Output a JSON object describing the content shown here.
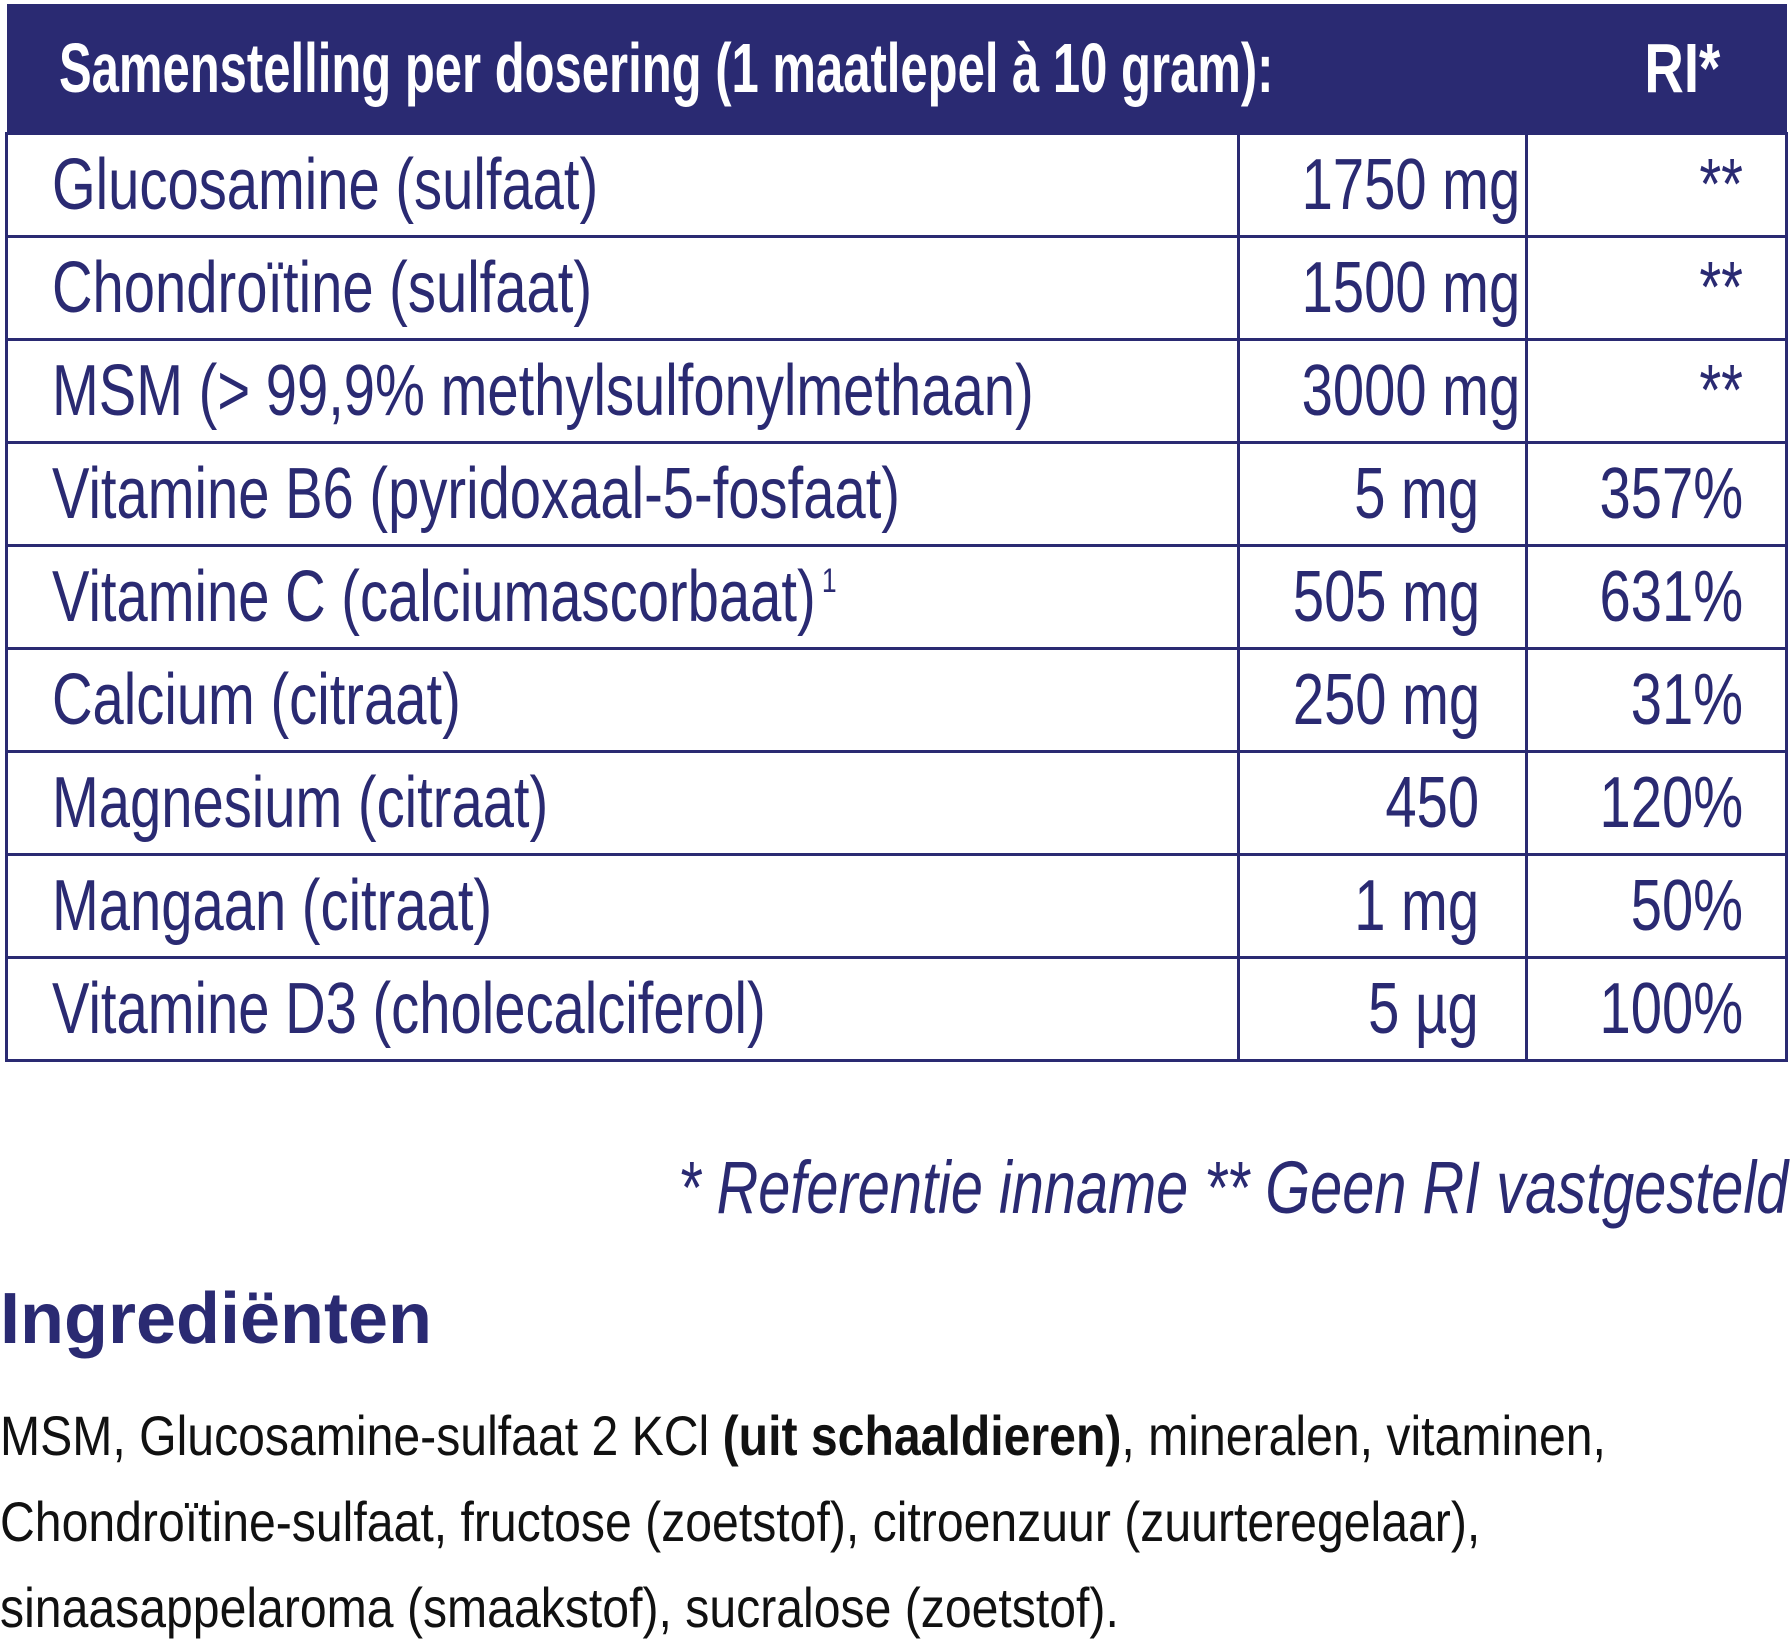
{
  "table": {
    "header": {
      "title": "Samenstelling per dosering (1 maatlepel à 10 gram):",
      "ri": "RI*"
    },
    "rows": [
      {
        "name": "Glucosamine (sulfaat)",
        "sup": "",
        "amount": "1750 mg",
        "ri": "**"
      },
      {
        "name": "Chondroïtine (sulfaat)",
        "sup": "",
        "amount": "1500 mg",
        "ri": "**"
      },
      {
        "name": "MSM (> 99,9% methylsulfonylmethaan)",
        "sup": "",
        "amount": "3000 mg",
        "ri": "**"
      },
      {
        "name": "Vitamine B6 (pyridoxaal-5-fosfaat)",
        "sup": "",
        "amount": "5 mg",
        "ri": "357%"
      },
      {
        "name": "Vitamine C (calciumascorbaat)",
        "sup": "1",
        "amount": "505 mg",
        "ri": "631%"
      },
      {
        "name": "Calcium (citraat)",
        "sup": "",
        "amount": "250 mg",
        "ri": "31%"
      },
      {
        "name": "Magnesium (citraat)",
        "sup": "",
        "amount": "450",
        "ri": "120%"
      },
      {
        "name": "Mangaan (citraat)",
        "sup": "",
        "amount": "1 mg",
        "ri": "50%"
      },
      {
        "name": "Vitamine D3 (cholecalciferol)",
        "sup": "",
        "amount": "5 µg",
        "ri": "100%"
      }
    ]
  },
  "footnote": "* Referentie inname   ** Geen RI vastgesteld",
  "ingredients": {
    "heading": "Ingrediënten",
    "text_before": "MSM, Glucosamine-sulfaat 2 KCl ",
    "bold": "(uit schaaldieren)",
    "text_after": ", mineralen, vitaminen, Chondroïtine-sulfaat, fructose (zoetstof), citroenzuur (zuurteregelaar), sinaasappelaroma (smaakstof), sucralose (zoetstof)."
  },
  "colors": {
    "brand": "#2a2a72"
  }
}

▶ **DIRECTION**
Repeat everything in the records precisely. Images are excluded from the copy.

▶ **THE REPLY**
Output a JSON object describing the content shown here.
{
  "table": {
    "header": {
      "title": "Samenstelling per dosering (1 maatlepel à 10 gram):",
      "ri": "RI*"
    },
    "rows": [
      {
        "name": "Glucosamine (sulfaat)",
        "sup": "",
        "amount": "1750 mg",
        "ri": "**"
      },
      {
        "name": "Chondroïtine (sulfaat)",
        "sup": "",
        "amount": "1500 mg",
        "ri": "**"
      },
      {
        "name": "MSM (> 99,9% methylsulfonylmethaan)",
        "sup": "",
        "amount": "3000 mg",
        "ri": "**"
      },
      {
        "name": "Vitamine B6 (pyridoxaal-5-fosfaat)",
        "sup": "",
        "amount": "5 mg",
        "ri": "357%"
      },
      {
        "name": "Vitamine C (calciumascorbaat)",
        "sup": "1",
        "amount": "505 mg",
        "ri": "631%"
      },
      {
        "name": "Calcium (citraat)",
        "sup": "",
        "amount": "250 mg",
        "ri": "31%"
      },
      {
        "name": "Magnesium (citraat)",
        "sup": "",
        "amount": "450",
        "ri": "120%"
      },
      {
        "name": "Mangaan (citraat)",
        "sup": "",
        "amount": "1 mg",
        "ri": "50%"
      },
      {
        "name": "Vitamine D3 (cholecalciferol)",
        "sup": "",
        "amount": "5 µg",
        "ri": "100%"
      }
    ]
  },
  "footnote": "* Referentie inname   ** Geen RI vastgesteld",
  "ingredients": {
    "heading": "Ingrediënten",
    "text_before": "MSM, Glucosamine-sulfaat 2 KCl ",
    "bold": "(uit schaaldieren)",
    "text_after": ", mineralen, vitaminen, Chondroïtine-sulfaat, fructose (zoetstof), citroenzuur (zuurteregelaar), sinaasappelaroma (smaakstof), sucralose (zoetstof)."
  },
  "colors": {
    "brand": "#2a2a72"
  }
}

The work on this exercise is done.